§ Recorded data
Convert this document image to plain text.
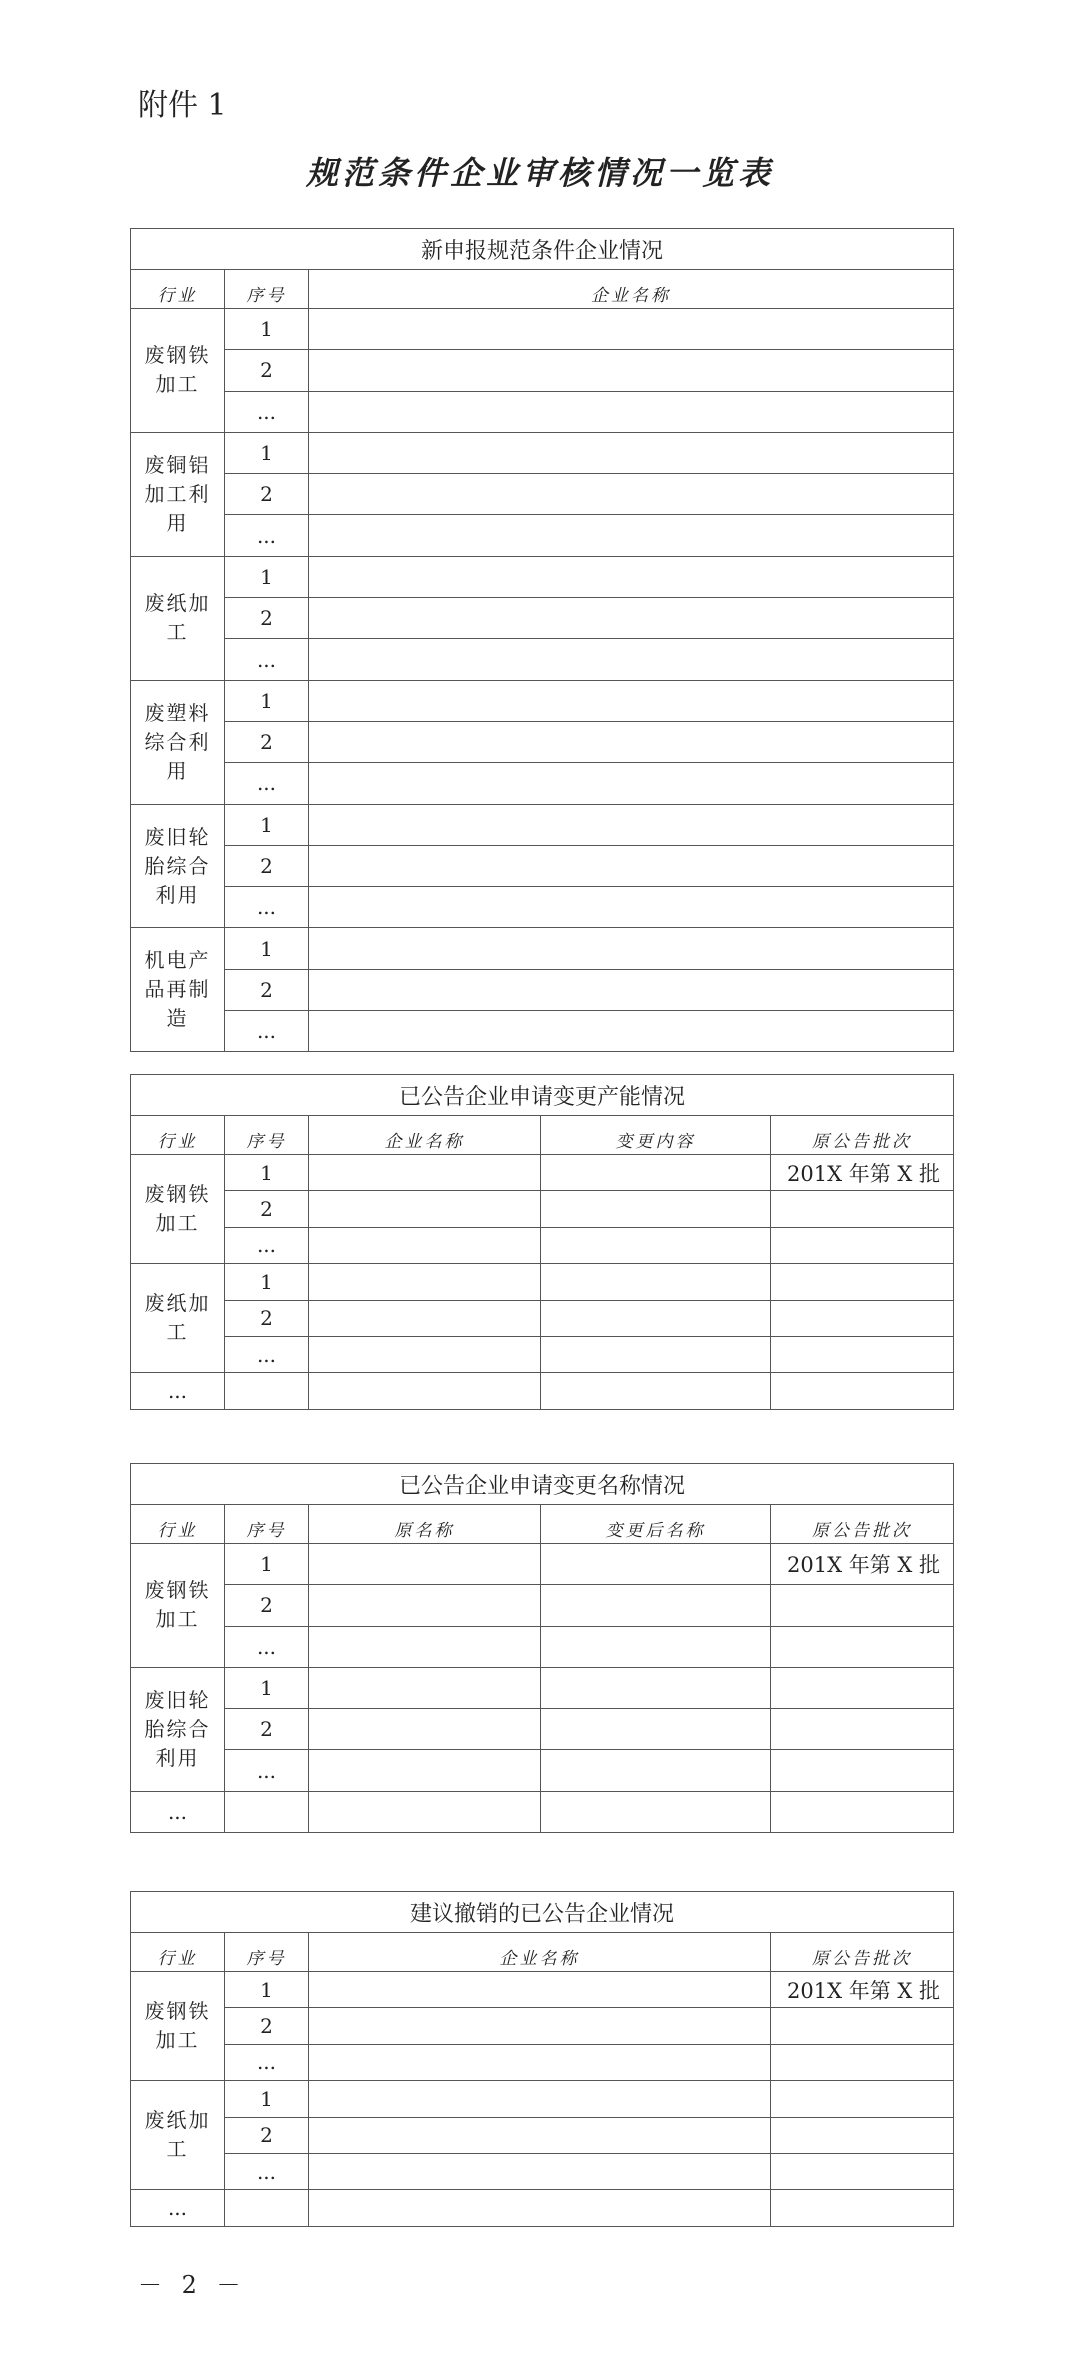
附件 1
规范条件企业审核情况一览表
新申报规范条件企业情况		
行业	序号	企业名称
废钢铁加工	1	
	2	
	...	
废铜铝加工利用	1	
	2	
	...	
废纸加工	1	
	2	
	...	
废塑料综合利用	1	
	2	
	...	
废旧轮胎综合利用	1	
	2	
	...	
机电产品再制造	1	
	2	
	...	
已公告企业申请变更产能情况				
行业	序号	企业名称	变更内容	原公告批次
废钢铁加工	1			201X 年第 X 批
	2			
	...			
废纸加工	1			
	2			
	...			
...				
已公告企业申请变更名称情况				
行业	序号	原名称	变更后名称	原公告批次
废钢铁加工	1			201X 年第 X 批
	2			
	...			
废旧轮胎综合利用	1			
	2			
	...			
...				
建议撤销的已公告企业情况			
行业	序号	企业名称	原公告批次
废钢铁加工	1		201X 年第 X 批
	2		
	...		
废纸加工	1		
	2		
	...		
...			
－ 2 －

§ TASK DIRECTIONS
Lines that include the word "企业名称" are to be extracted from the data above.

§ TASK OUTPUT
行业	序号	企业名称
行业	序号	企业名称	变更内容	原公告批次
行业	序号	企业名称	原公告批次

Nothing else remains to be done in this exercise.